## Goal of the exercise
Find the string "label" in the records. Copy every line it appears in.

## Information shown
** begin **

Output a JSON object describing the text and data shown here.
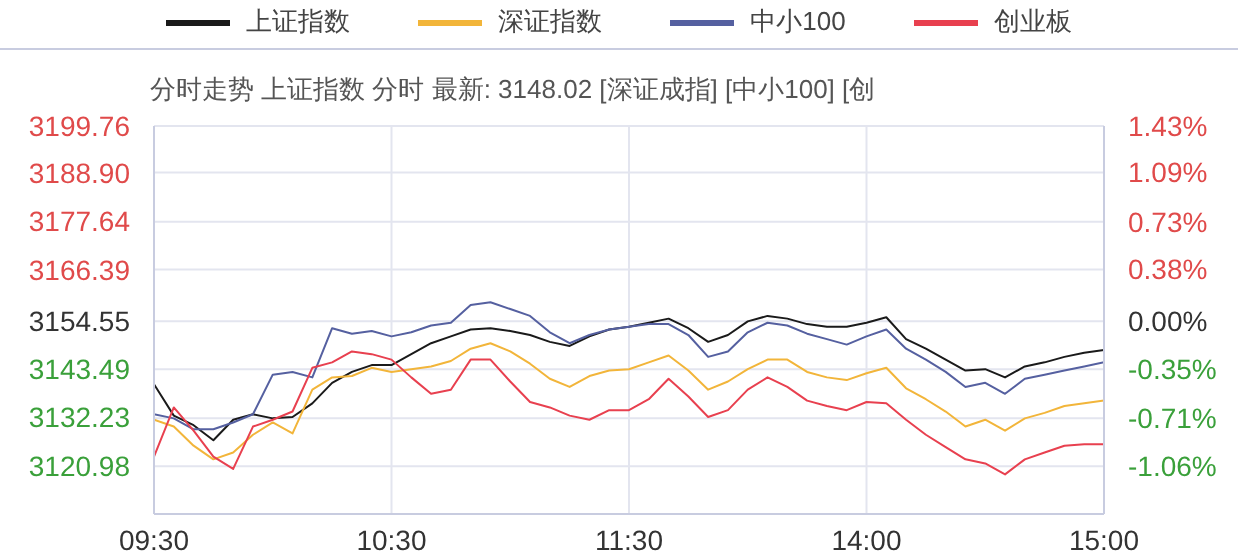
{
  "chart_data": {
    "type": "line",
    "subtitle": "分时走势 上证指数 分时 最新: 3148.02 [深证成指] [中小100] [创",
    "legend": "top",
    "grid": true,
    "marker": "none",
    "line_style": "solid",
    "categories": [
      "09:30",
      null,
      null,
      null,
      null,
      null,
      null,
      null,
      null,
      null,
      null,
      null,
      "10:30",
      null,
      null,
      null,
      null,
      null,
      null,
      null,
      null,
      null,
      null,
      null,
      "11:30",
      null,
      null,
      null,
      null,
      null,
      null,
      null,
      null,
      null,
      null,
      null,
      "14:00",
      null,
      null,
      null,
      null,
      null,
      null,
      null,
      null,
      null,
      null,
      null,
      "15:00"
    ],
    "ylim": [
      3109.73,
      3199.76
    ],
    "yticks": [
      3120.98,
      3132.23,
      3143.49,
      3154.55,
      3166.39,
      3177.64,
      {
        "value": 3188.9,
        "label": "3188.90"
      },
      3199.76
    ],
    "y2lim": [
      -1.41,
      1.43
    ],
    "y2ticks": [
      {
        "value": -1.06,
        "label": "-1.06%"
      },
      {
        "value": -0.71,
        "label": "-0.71%"
      },
      {
        "value": -0.35,
        "label": "-0.35%"
      },
      {
        "value": 0,
        "label": "0.00%"
      },
      {
        "value": 0.38,
        "label": "0.38%"
      },
      {
        "value": 0.73,
        "label": "0.73%"
      },
      {
        "value": 1.09,
        "label": "1.09%"
      },
      {
        "value": 1.43,
        "label": "1.43%"
      }
    ],
    "series": [
      {
        "name": "上证指数",
        "color": "#1a1a1a",
        "axis": "y2",
        "values": [
          -0.46,
          -0.69,
          -0.76,
          -0.87,
          -0.72,
          -0.68,
          -0.71,
          -0.7,
          -0.6,
          -0.45,
          -0.37,
          -0.32,
          -0.32,
          -0.24,
          -0.16,
          -0.11,
          -0.06,
          -0.05,
          -0.07,
          -0.1,
          -0.15,
          -0.18,
          -0.11,
          -0.06,
          -0.04,
          -0.01,
          0.02,
          -0.05,
          -0.15,
          -0.1,
          0,
          0.04,
          0.02,
          -0.02,
          -0.04,
          -0.04,
          -0.01,
          0.03,
          -0.13,
          -0.2,
          -0.28,
          -0.36,
          -0.35,
          -0.41,
          -0.33,
          -0.3,
          -0.26,
          -0.23,
          -0.21
        ]
      },
      {
        "name": "深证指数",
        "color": "#f2b53a",
        "axis": "y2",
        "values": [
          -0.72,
          -0.77,
          -0.91,
          -1.01,
          -0.96,
          -0.83,
          -0.74,
          -0.82,
          -0.5,
          -0.41,
          -0.4,
          -0.34,
          -0.37,
          -0.35,
          -0.33,
          -0.29,
          -0.2,
          -0.16,
          -0.22,
          -0.31,
          -0.42,
          -0.48,
          -0.4,
          -0.36,
          -0.35,
          -0.3,
          -0.25,
          -0.36,
          -0.5,
          -0.44,
          -0.35,
          -0.28,
          -0.28,
          -0.37,
          -0.41,
          -0.43,
          -0.38,
          -0.34,
          -0.49,
          -0.57,
          -0.66,
          -0.77,
          -0.72,
          -0.8,
          -0.71,
          -0.67,
          -0.62,
          -0.6,
          -0.58
        ]
      },
      {
        "name": "中小100",
        "color": "#5560a0",
        "axis": "y2",
        "values": [
          -0.68,
          -0.71,
          -0.79,
          -0.79,
          -0.74,
          -0.68,
          -0.39,
          -0.37,
          -0.41,
          -0.05,
          -0.09,
          -0.07,
          -0.11,
          -0.08,
          -0.03,
          -0.01,
          0.12,
          0.14,
          0.09,
          0.04,
          -0.08,
          -0.16,
          -0.1,
          -0.06,
          -0.04,
          -0.02,
          -0.02,
          -0.1,
          -0.26,
          -0.22,
          -0.08,
          -0.01,
          -0.03,
          -0.09,
          -0.13,
          -0.17,
          -0.11,
          -0.06,
          -0.2,
          -0.28,
          -0.37,
          -0.48,
          -0.45,
          -0.53,
          -0.42,
          -0.39,
          -0.36,
          -0.33,
          -0.3
        ]
      },
      {
        "name": "创业板",
        "color": "#e8404f",
        "axis": "y2",
        "values": [
          -0.99,
          -0.63,
          -0.8,
          -0.99,
          -1.08,
          -0.77,
          -0.72,
          -0.66,
          -0.34,
          -0.3,
          -0.22,
          -0.24,
          -0.28,
          -0.41,
          -0.53,
          -0.5,
          -0.28,
          -0.28,
          -0.44,
          -0.59,
          -0.63,
          -0.69,
          -0.72,
          -0.65,
          -0.65,
          -0.57,
          -0.42,
          -0.55,
          -0.7,
          -0.65,
          -0.5,
          -0.41,
          -0.48,
          -0.58,
          -0.62,
          -0.65,
          -0.59,
          -0.6,
          -0.72,
          -0.83,
          -0.92,
          -1.01,
          -1.04,
          -1.12,
          -1.01,
          -0.96,
          -0.91,
          -0.9,
          -0.9
        ]
      }
    ]
  }
}
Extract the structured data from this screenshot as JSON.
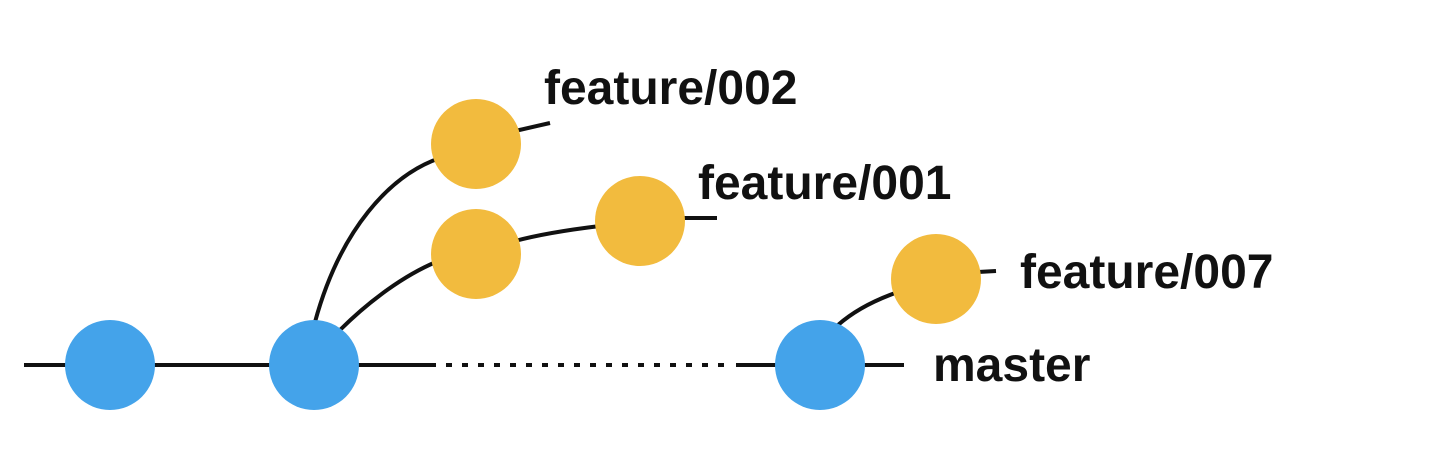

** end **

## Response below
        "label": "3188.90"
        "label": "-1.06%"
        "label": "-0.71%"
        "label": "-0.35%"
        "label": "0.00%"
        "label": "0.38%"
        "label": "0.73%"
        "label": "1.09%"
        "label": "1.43%"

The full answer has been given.